Provided data ▸
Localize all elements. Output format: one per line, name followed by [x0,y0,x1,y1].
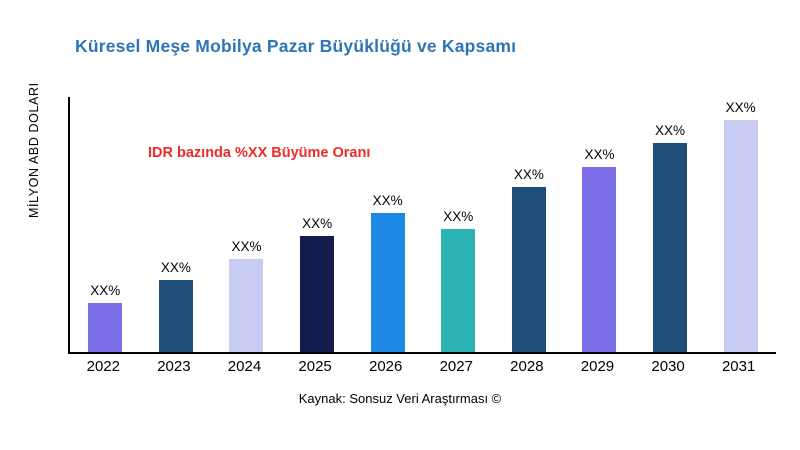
bar-2022 [88,303,123,352]
bar-group-2026: XX% [352,97,423,352]
x-tick-2022: 2022 [86,358,120,375]
x-tick-2023: 2023 [157,358,191,375]
bar-value-label: XX% [584,146,615,162]
bar-2024 [229,259,264,352]
source-note: Kaynak: Sonsuz Veri Araştırması © [298,391,502,406]
bar-value-label: XX% [725,100,756,116]
bar-2026 [370,212,405,352]
x-tick-2026: 2026 [368,358,403,375]
bar-group-2024: XX% [211,97,282,352]
y-axis-label: MİLYON ABD DOLARI [27,82,41,218]
bar-2031 [723,120,758,352]
bar-2028 [511,187,546,352]
bar-group-2031: XX% [705,97,776,352]
bar-value-label: XX% [513,167,544,183]
x-tick-2025: 2025 [298,358,332,375]
x-tick-2027: 2027 [439,358,473,375]
x-axis-ticks: 2022 2023 2024 2025 2026 2027 2028 2029 2030 2031 [68,358,774,375]
x-tick-2031: 2031 [721,358,756,375]
bars-container: XX% XX% XX% XX% XX% XX% XX% XX% XX% XX% [70,97,776,352]
bar-2025 [300,236,335,352]
bar-group-2029: XX% [564,97,635,352]
bar-group-2027: XX% [423,97,494,352]
bar-value-label: XX% [231,239,262,255]
x-tick-2028: 2028 [510,358,544,375]
x-tick-2024: 2024 [227,358,262,375]
bar-value-label: XX% [443,209,474,225]
bar-value-label: XX% [90,283,121,299]
bar-2030 [653,143,688,352]
x-tick-2030: 2030 [651,358,685,375]
bar-2023 [158,280,193,352]
x-tick-2029: 2029 [580,358,615,375]
bar-group-2022: XX% [70,97,141,352]
bar-group-2023: XX% [141,97,212,352]
plot-area: IDR bazında %XX Büyüme Oranı XX% XX% XX% XX… [68,97,776,354]
bar-value-label: XX% [160,260,191,276]
bar-group-2030: XX% [635,97,706,352]
bar-value-label: XX% [655,123,686,139]
bar-group-2028: XX% [494,97,565,352]
chart-title: Küresel Meşe Mobilya Pazar Büyüklüğü ve … [75,36,517,56]
bar-2029 [582,166,617,352]
growth-annotation: IDR bazında %XX Büyüme Oranı [148,145,371,161]
bar-value-label: XX% [302,216,333,232]
bar-group-2025: XX% [282,97,353,352]
bar-value-label: XX% [372,192,403,208]
bar-2027 [441,229,476,352]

Task objective ▸
Can you reproduce every row above word for word, leaving out the pictures?

Expected answer ▸
Localize all elements. Output format: one per line, name followed by [x0,y0,x1,y1].
bar-2022 [88,303,123,352]
bar-group-2026: XX% [352,97,423,352]
x-tick-2022: 2022 [86,358,120,375]
x-tick-2023: 2023 [157,358,191,375]
bar-value-label: XX% [584,146,615,162]
bar-2024 [229,259,264,352]
source-note: Kaynak: Sonsuz Veri Araştırması © [298,391,502,406]
bar-value-label: XX% [725,100,756,116]
bar-2026 [370,212,405,352]
x-tick-2026: 2026 [368,358,403,375]
bar-group-2024: XX% [211,97,282,352]
y-axis-label: MİLYON ABD DOLARI [27,82,41,218]
bar-2031 [723,120,758,352]
bar-2028 [511,187,546,352]
bar-group-2031: XX% [705,97,776,352]
bar-value-label: XX% [513,167,544,183]
x-tick-2025: 2025 [298,358,332,375]
x-tick-2027: 2027 [439,358,473,375]
x-axis-ticks: 2022 2023 2024 2025 2026 2027 2028 2029 2030 2031 [68,358,774,375]
x-tick-2031: 2031 [721,358,756,375]
bars-container: XX% XX% XX% XX% XX% XX% XX% XX% XX% XX% [70,97,776,352]
bar-2025 [300,236,335,352]
bar-group-2029: XX% [564,97,635,352]
bar-group-2027: XX% [423,97,494,352]
bar-value-label: XX% [231,239,262,255]
x-tick-2028: 2028 [510,358,544,375]
x-tick-2024: 2024 [227,358,262,375]
bar-value-label: XX% [443,209,474,225]
bar-value-label: XX% [90,283,121,299]
bar-2030 [653,143,688,352]
x-tick-2030: 2030 [651,358,685,375]
bar-2023 [158,280,193,352]
x-tick-2029: 2029 [580,358,615,375]
bar-group-2022: XX% [70,97,141,352]
bar-group-2023: XX% [141,97,212,352]
plot-area: IDR bazında %XX Büyüme Oranı XX% XX% XX% XX… [68,97,776,354]
bar-value-label: XX% [160,260,191,276]
bar-group-2030: XX% [635,97,706,352]
bar-value-label: XX% [655,123,686,139]
bar-group-2028: XX% [494,97,565,352]
chart-title: Küresel Meşe Mobilya Pazar Büyüklüğü ve … [75,36,517,56]
bar-2029 [582,166,617,352]
growth-annotation: IDR bazında %XX Büyüme Oranı [148,145,371,161]
bar-value-label: XX% [302,216,333,232]
bar-group-2025: XX% [282,97,353,352]
bar-value-label: XX% [372,192,403,208]
bar-2027 [441,229,476,352]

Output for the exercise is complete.